» The task:
Copy each record exactly as it reads, leaving out any pictures it holds.

» Data entries:
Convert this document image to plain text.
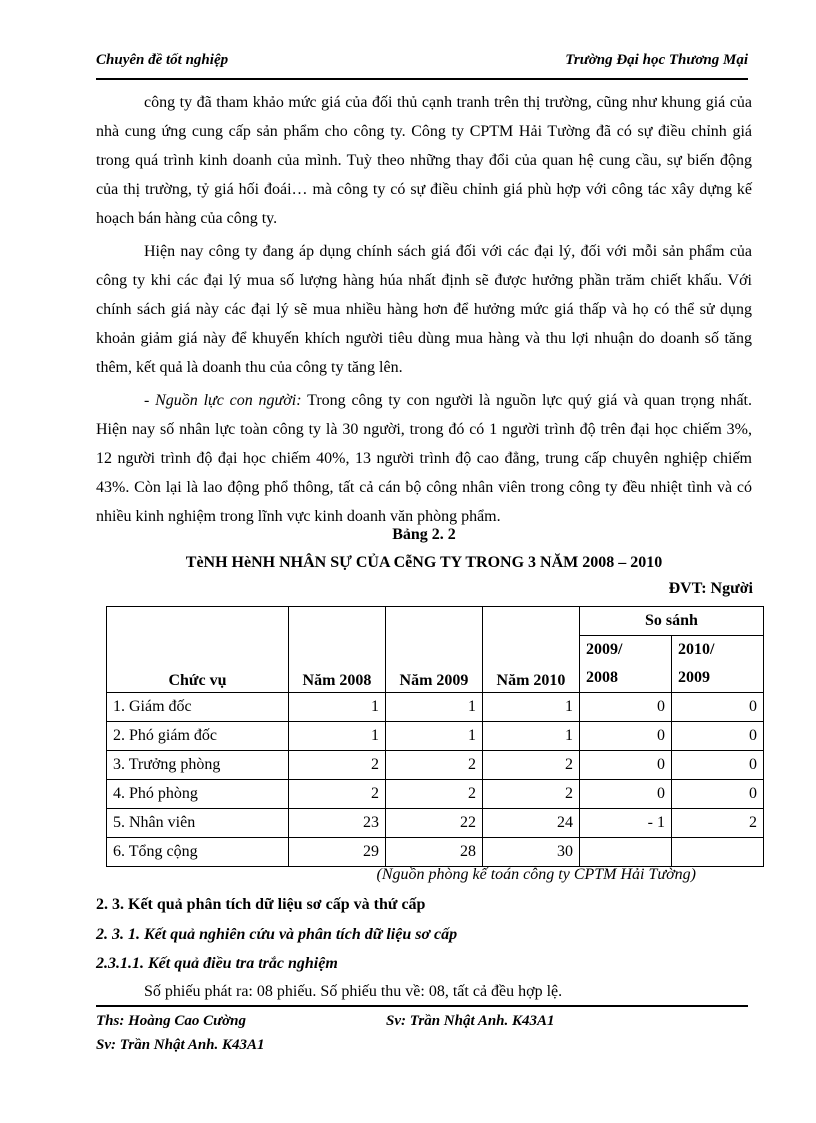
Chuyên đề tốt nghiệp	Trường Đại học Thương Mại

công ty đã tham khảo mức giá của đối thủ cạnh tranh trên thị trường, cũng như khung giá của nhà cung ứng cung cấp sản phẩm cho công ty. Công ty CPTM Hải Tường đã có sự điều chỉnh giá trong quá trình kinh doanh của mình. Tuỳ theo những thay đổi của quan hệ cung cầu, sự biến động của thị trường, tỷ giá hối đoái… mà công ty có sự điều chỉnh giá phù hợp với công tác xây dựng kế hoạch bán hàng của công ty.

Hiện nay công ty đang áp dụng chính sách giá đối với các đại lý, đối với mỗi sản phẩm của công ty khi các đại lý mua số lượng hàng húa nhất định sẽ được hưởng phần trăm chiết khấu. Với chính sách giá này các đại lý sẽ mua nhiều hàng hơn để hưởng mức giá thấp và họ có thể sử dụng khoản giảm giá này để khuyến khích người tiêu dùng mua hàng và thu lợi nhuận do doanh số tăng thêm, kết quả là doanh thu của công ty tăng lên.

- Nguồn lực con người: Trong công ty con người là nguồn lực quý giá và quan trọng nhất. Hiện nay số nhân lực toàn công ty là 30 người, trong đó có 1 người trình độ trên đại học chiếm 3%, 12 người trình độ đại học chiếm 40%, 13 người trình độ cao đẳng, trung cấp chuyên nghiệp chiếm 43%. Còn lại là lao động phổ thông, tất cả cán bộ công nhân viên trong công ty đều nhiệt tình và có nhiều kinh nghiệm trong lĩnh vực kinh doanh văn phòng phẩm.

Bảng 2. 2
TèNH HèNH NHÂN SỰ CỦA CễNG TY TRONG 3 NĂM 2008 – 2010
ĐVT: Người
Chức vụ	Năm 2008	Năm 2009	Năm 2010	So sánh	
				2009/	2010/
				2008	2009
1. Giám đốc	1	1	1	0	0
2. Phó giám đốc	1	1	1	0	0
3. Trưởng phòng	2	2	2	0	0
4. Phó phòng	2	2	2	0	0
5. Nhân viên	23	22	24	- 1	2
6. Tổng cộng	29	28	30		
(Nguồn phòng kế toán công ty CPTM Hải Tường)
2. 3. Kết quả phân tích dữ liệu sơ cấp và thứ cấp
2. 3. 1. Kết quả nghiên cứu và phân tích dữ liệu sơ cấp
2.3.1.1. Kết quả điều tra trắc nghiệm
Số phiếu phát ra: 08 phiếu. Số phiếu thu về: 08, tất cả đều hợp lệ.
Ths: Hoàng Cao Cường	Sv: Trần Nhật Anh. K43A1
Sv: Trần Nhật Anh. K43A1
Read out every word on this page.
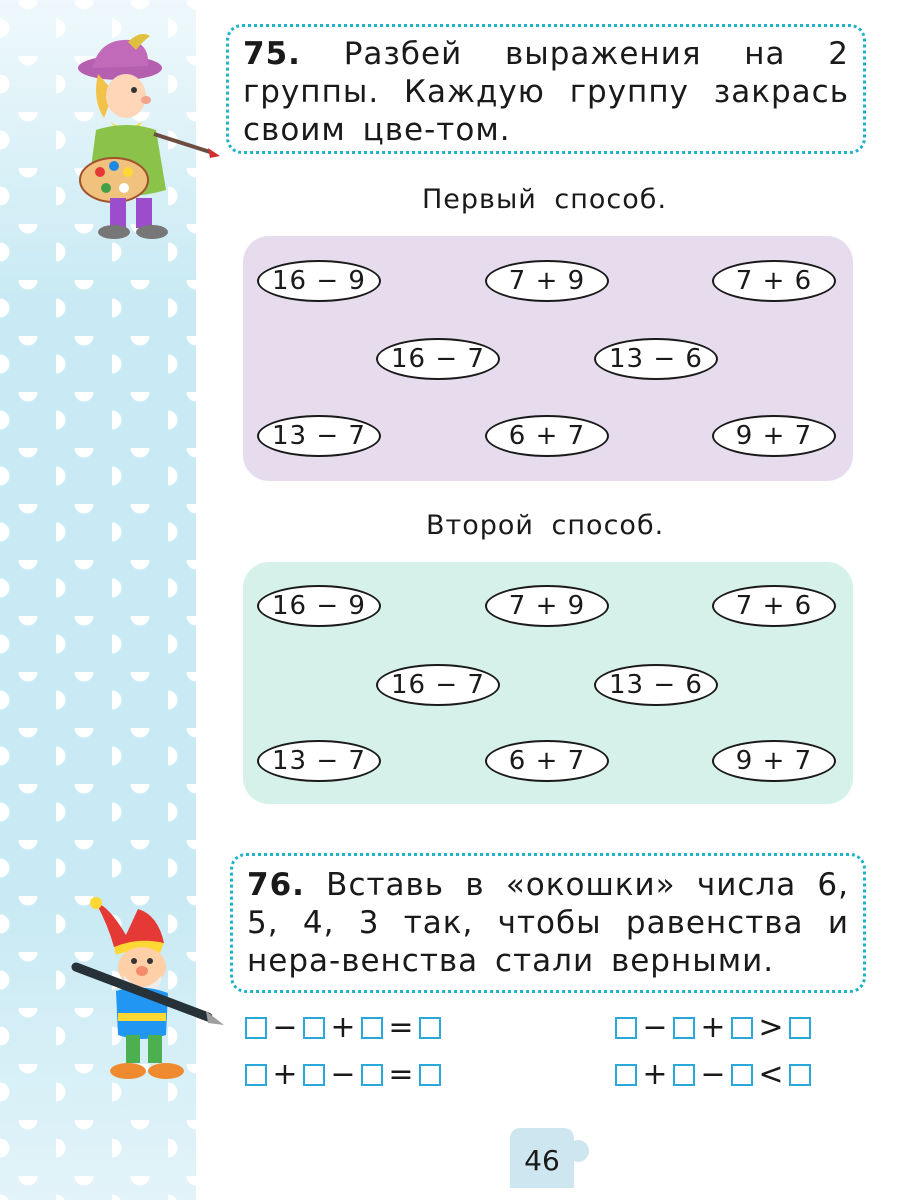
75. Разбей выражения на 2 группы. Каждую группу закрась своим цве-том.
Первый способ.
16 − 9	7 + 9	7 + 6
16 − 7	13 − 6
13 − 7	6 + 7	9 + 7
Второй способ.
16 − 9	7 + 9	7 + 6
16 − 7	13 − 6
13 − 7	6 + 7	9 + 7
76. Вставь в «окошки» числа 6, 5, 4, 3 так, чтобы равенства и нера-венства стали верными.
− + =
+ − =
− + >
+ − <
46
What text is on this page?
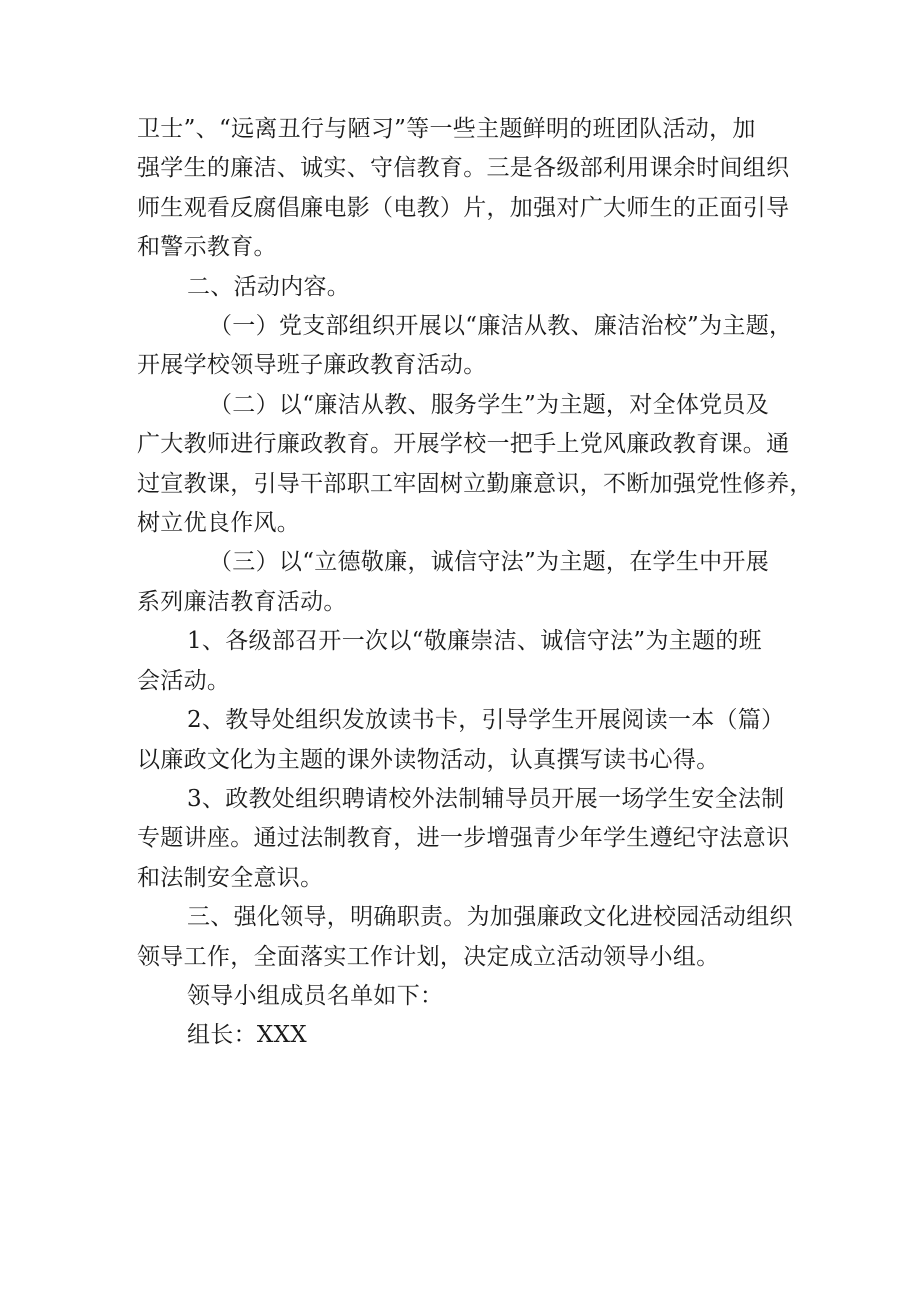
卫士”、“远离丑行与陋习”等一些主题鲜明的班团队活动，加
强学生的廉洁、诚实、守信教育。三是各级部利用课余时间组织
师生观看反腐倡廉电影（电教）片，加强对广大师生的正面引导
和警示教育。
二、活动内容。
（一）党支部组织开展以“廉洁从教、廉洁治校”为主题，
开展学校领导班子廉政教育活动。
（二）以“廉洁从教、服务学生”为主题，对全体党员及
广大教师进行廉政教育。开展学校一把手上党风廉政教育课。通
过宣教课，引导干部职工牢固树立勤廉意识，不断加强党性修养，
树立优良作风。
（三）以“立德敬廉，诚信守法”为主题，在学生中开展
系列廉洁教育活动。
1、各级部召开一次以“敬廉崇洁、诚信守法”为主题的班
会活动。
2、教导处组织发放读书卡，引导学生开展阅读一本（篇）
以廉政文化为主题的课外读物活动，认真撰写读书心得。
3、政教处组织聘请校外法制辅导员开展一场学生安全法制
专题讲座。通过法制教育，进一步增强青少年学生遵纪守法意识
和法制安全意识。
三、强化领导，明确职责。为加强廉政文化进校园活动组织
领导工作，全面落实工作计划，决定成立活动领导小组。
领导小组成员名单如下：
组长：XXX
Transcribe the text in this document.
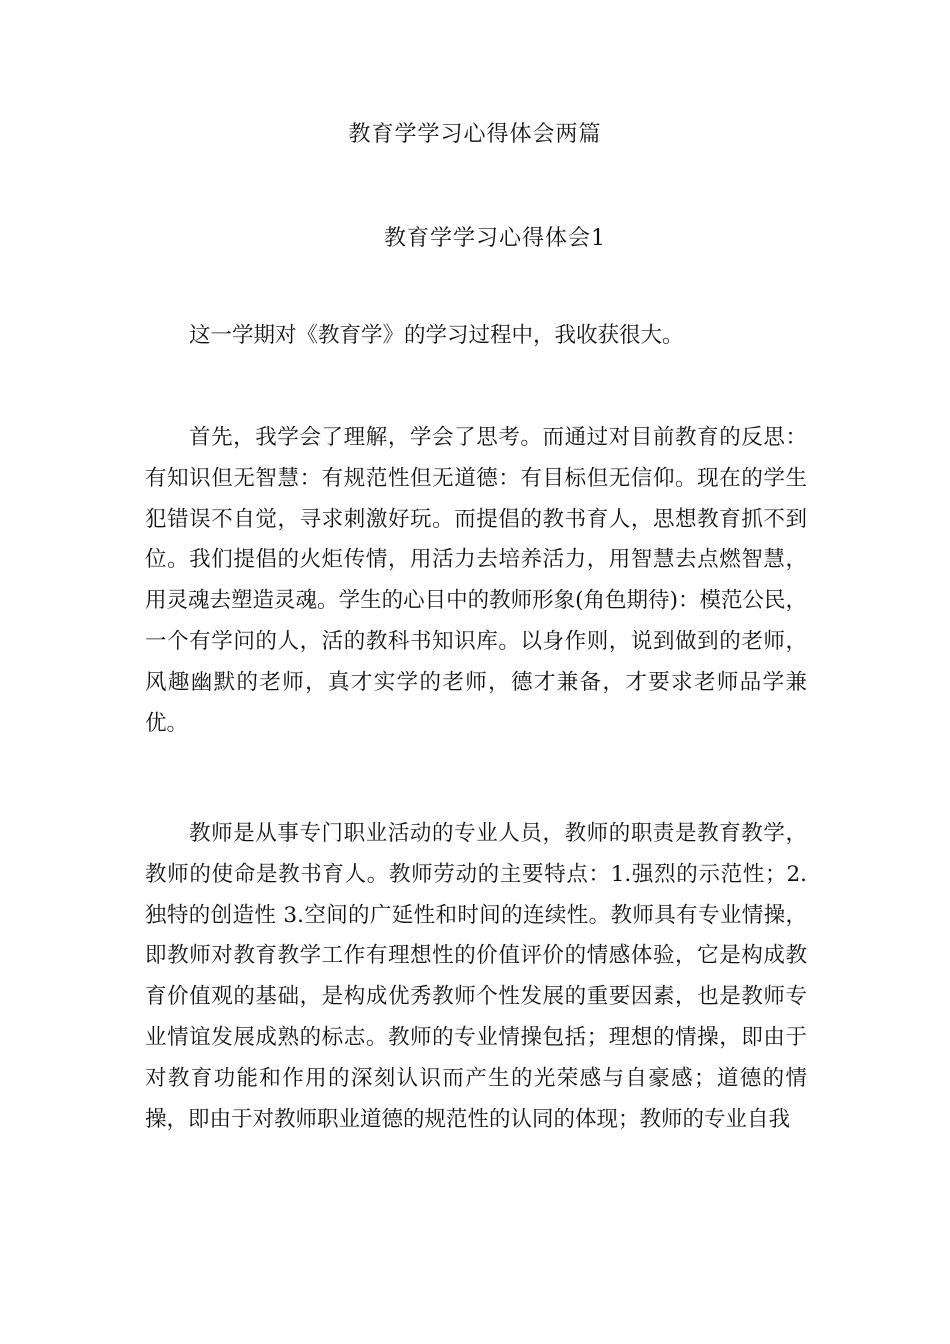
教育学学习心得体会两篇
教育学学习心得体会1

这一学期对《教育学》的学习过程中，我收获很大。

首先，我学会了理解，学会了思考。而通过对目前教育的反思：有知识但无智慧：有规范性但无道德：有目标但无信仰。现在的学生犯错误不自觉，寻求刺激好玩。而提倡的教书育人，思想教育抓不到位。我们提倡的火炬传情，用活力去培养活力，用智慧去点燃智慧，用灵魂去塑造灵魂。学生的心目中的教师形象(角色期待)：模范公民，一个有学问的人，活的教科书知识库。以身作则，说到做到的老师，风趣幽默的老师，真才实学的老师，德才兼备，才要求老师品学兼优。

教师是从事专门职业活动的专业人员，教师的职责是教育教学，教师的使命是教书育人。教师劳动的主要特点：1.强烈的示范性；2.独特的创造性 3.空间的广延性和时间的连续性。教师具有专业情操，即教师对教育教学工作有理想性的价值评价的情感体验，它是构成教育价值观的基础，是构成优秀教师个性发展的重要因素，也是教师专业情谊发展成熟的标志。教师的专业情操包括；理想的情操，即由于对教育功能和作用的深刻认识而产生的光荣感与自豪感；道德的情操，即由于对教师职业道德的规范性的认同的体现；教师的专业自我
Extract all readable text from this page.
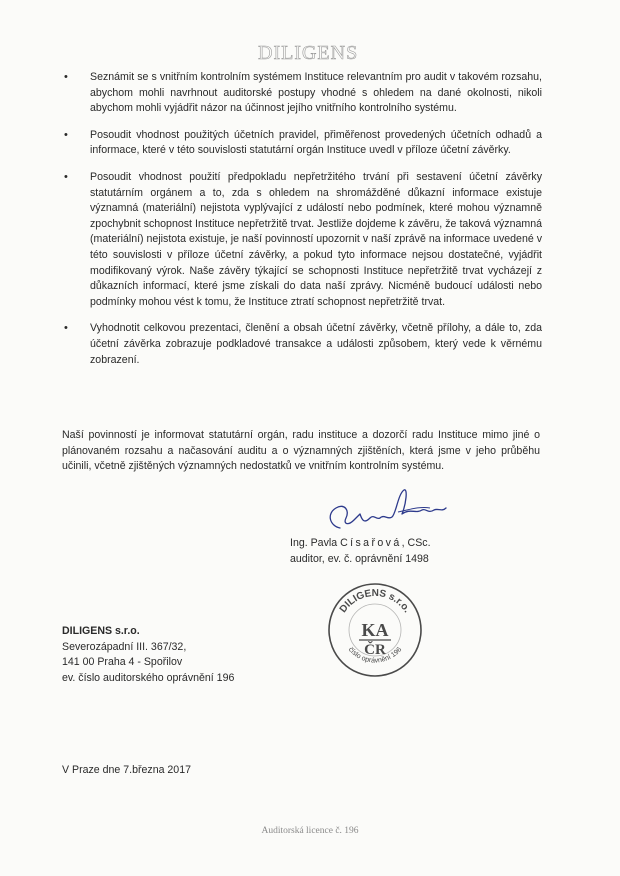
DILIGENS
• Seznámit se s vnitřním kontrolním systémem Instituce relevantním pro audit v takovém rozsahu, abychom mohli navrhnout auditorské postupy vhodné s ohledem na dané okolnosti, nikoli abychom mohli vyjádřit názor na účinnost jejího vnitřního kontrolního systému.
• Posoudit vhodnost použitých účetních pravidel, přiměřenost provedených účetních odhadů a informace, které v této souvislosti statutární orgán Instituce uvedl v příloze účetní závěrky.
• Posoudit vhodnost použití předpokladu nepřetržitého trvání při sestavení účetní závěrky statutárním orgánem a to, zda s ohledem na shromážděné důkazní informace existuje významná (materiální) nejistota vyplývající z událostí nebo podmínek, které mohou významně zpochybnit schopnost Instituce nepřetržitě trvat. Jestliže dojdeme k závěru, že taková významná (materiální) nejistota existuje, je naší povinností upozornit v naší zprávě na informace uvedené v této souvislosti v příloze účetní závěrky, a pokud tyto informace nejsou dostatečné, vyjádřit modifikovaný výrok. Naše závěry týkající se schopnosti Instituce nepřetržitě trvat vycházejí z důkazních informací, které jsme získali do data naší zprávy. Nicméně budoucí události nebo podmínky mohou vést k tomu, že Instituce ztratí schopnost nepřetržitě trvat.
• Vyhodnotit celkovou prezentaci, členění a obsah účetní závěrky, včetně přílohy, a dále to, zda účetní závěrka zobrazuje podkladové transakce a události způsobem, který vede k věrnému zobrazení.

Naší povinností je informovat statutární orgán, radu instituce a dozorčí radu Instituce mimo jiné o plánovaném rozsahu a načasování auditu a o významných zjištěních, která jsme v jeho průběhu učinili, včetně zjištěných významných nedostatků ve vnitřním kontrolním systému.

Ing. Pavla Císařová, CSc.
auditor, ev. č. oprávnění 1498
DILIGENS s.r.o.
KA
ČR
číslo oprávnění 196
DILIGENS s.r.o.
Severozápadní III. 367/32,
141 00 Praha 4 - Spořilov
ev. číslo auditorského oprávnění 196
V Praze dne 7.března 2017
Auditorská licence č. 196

» Final result:
Convert this document image to plain text.
Chuyên đề tốt nghiệp	Trường Đại học Thương Mại

công ty đã tham khảo mức giá của đối thủ cạnh tranh trên thị trường, cũng như khung giá của nhà cung ứng cung cấp sản phẩm cho công ty. Công ty CPTM Hải Tường đã có sự điều chỉnh giá trong quá trình kinh doanh của mình. Tuỳ theo những thay đổi của quan hệ cung cầu, sự biến động của thị trường, tỷ giá hối đoái… mà công ty có sự điều chỉnh giá phù hợp với công tác xây dựng kế hoạch bán hàng của công ty.

Hiện nay công ty đang áp dụng chính sách giá đối với các đại lý, đối với mỗi sản phẩm của công ty khi các đại lý mua số lượng hàng húa nhất định sẽ được hưởng phần trăm chiết khấu. Với chính sách giá này các đại lý sẽ mua nhiều hàng hơn để hưởng mức giá thấp và họ có thể sử dụng khoản giảm giá này để khuyến khích người tiêu dùng mua hàng và thu lợi nhuận do doanh số tăng thêm, kết quả là doanh thu của công ty tăng lên.

- Nguồn lực con người: Trong công ty con người là nguồn lực quý giá và quan trọng nhất. Hiện nay số nhân lực toàn công ty là 30 người, trong đó có 1 người trình độ trên đại học chiếm 3%, 12 người trình độ đại học chiếm 40%, 13 người trình độ cao đẳng, trung cấp chuyên nghiệp chiếm 43%. Còn lại là lao động phổ thông, tất cả cán bộ công nhân viên trong công ty đều nhiệt tình và có nhiều kinh nghiệm trong lĩnh vực kinh doanh văn phòng phẩm.

Bảng 2. 2
TèNH HèNH NHÂN SỰ CỦA CễNG TY TRONG 3 NĂM 2008 – 2010
ĐVT: Người
Chức vụ	Năm 2008	Năm 2009	Năm 2010	So sánh	
				2009/	2010/
				2008	2009
1. Giám đốc	1	1	1	0	0
2. Phó giám đốc	1	1	1	0	0
3. Trưởng phòng	2	2	2	0	0
4. Phó phòng	2	2	2	0	0
5. Nhân viên	23	22	24	- 1	2
6. Tổng cộng	29	28	30		
(Nguồn phòng kế toán công ty CPTM Hải Tường)
2. 3. Kết quả phân tích dữ liệu sơ cấp và thứ cấp
2. 3. 1. Kết quả nghiên cứu và phân tích dữ liệu sơ cấp
2.3.1.1. Kết quả điều tra trắc nghiệm
Số phiếu phát ra: 08 phiếu. Số phiếu thu về: 08, tất cả đều hợp lệ.
Ths: Hoàng Cao Cường	Sv: Trần Nhật Anh. K43A1
Sv: Trần Nhật Anh. K43A1
Read out every word on this page.
75. Разбей выражения на 2 группы. Каждую группу закрась своим цве-том.
Первый способ.
16 − 9	7 + 9	7 + 6
16 − 7	13 − 6
13 − 7	6 + 7	9 + 7
Второй способ.
16 − 9	7 + 9	7 + 6
16 − 7	13 − 6
13 − 7	6 + 7	9 + 7
76. Вставь в «окошки» числа 6, 5, 4, 3 так, чтобы равенства и нера-венства стали верными.
− + =
+ − =
− + >
+ − <
46
What text is on this page?
卫士”、“远离丑行与陋习”等一些主题鲜明的班团队活动，加
强学生的廉洁、诚实、守信教育。三是各级部利用课余时间组织
师生观看反腐倡廉电影（电教）片，加强对广大师生的正面引导
和警示教育。
二、活动内容。
（一）党支部组织开展以“廉洁从教、廉洁治校”为主题，
开展学校领导班子廉政教育活动。
（二）以“廉洁从教、服务学生”为主题，对全体党员及
广大教师进行廉政教育。开展学校一把手上党风廉政教育课。通
过宣教课，引导干部职工牢固树立勤廉意识，不断加强党性修养，
树立优良作风。
（三）以“立德敬廉，诚信守法”为主题，在学生中开展
系列廉洁教育活动。
1、各级部召开一次以“敬廉崇洁、诚信守法”为主题的班
会活动。
2、教导处组织发放读书卡，引导学生开展阅读一本（篇）
以廉政文化为主题的课外读物活动，认真撰写读书心得。
3、政教处组织聘请校外法制辅导员开展一场学生安全法制
专题讲座。通过法制教育，进一步增强青少年学生遵纪守法意识
和法制安全意识。
三、强化领导，明确职责。为加强廉政文化进校园活动组织
领导工作，全面落实工作计划，决定成立活动领导小组。
领导小组成员名单如下：
组长：XXX
Transcribe the text in this document.
教育学学习心得体会两篇
教育学学习心得体会1

这一学期对《教育学》的学习过程中，我收获很大。

首先，我学会了理解，学会了思考。而通过对目前教育的反思：有知识但无智慧：有规范性但无道德：有目标但无信仰。现在的学生犯错误不自觉，寻求刺激好玩。而提倡的教书育人，思想教育抓不到位。我们提倡的火炬传情，用活力去培养活力，用智慧去点燃智慧，用灵魂去塑造灵魂。学生的心目中的教师形象(角色期待)：模范公民，一个有学问的人，活的教科书知识库。以身作则，说到做到的老师，风趣幽默的老师，真才实学的老师，德才兼备，才要求老师品学兼优。

教师是从事专门职业活动的专业人员，教师的职责是教育教学，教师的使命是教书育人。教师劳动的主要特点：1.强烈的示范性；2.独特的创造性 3.空间的广延性和时间的连续性。教师具有专业情操，即教师对教育教学工作有理想性的价值评价的情感体验，它是构成教育价值观的基础，是构成优秀教师个性发展的重要因素，也是教师专业情谊发展成熟的标志。教师的专业情操包括；理想的情操，即由于对教育功能和作用的深刻认识而产生的光荣感与自豪感；道德的情操，即由于对教师职业道德的规范性的认同的体现；教师的专业自我
Extract all readable text from this page.
DILIGENS
• Seznámit se s vnitřním kontrolním systémem Instituce relevantním pro audit v takovém rozsahu, abychom mohli navrhnout auditorské postupy vhodné s ohledem na dané okolnosti, nikoli abychom mohli vyjádřit názor na účinnost jejího vnitřního kontrolního systému.
• Posoudit vhodnost použitých účetních pravidel, přiměřenost provedených účetních odhadů a informace, které v této souvislosti statutární orgán Instituce uvedl v příloze účetní závěrky.
• Posoudit vhodnost použití předpokladu nepřetržitého trvání při sestavení účetní závěrky statutárním orgánem a to, zda s ohledem na shromážděné důkazní informace existuje významná (materiální) nejistota vyplývající z událostí nebo podmínek, které mohou významně zpochybnit schopnost Instituce nepřetržitě trvat. Jestliže dojdeme k závěru, že taková významná (materiální) nejistota existuje, je naší povinností upozornit v naší zprávě na informace uvedené v této souvislosti v příloze účetní závěrky, a pokud tyto informace nejsou dostatečné, vyjádřit modifikovaný výrok. Naše závěry týkající se schopnosti Instituce nepřetržitě trvat vycházejí z důkazních informací, které jsme získali do data naší zprávy. Nicméně budoucí události nebo podmínky mohou vést k tomu, že Instituce ztratí schopnost nepřetržitě trvat.
• Vyhodnotit celkovou prezentaci, členění a obsah účetní závěrky, včetně přílohy, a dále to, zda účetní závěrka zobrazuje podkladové transakce a události způsobem, který vede k věrnému zobrazení.

Naší povinností je informovat statutární orgán, radu instituce a dozorčí radu Instituce mimo jiné o plánovaném rozsahu a načasování auditu a o významných zjištěních, která jsme v jeho průběhu učinili, včetně zjištěných významných nedostatků ve vnitřním kontrolním systému.

Ing. Pavla Císařová, CSc.
auditor, ev. č. oprávnění 1498
DILIGENS s.r.o.
KA
ČR
číslo oprávnění 196
DILIGENS s.r.o.
Severozápadní III. 367/32,
141 00 Praha 4 - Spořilov
ev. číslo auditorského oprávnění 196
V Praze dne 7.března 2017
Auditorská licence č. 196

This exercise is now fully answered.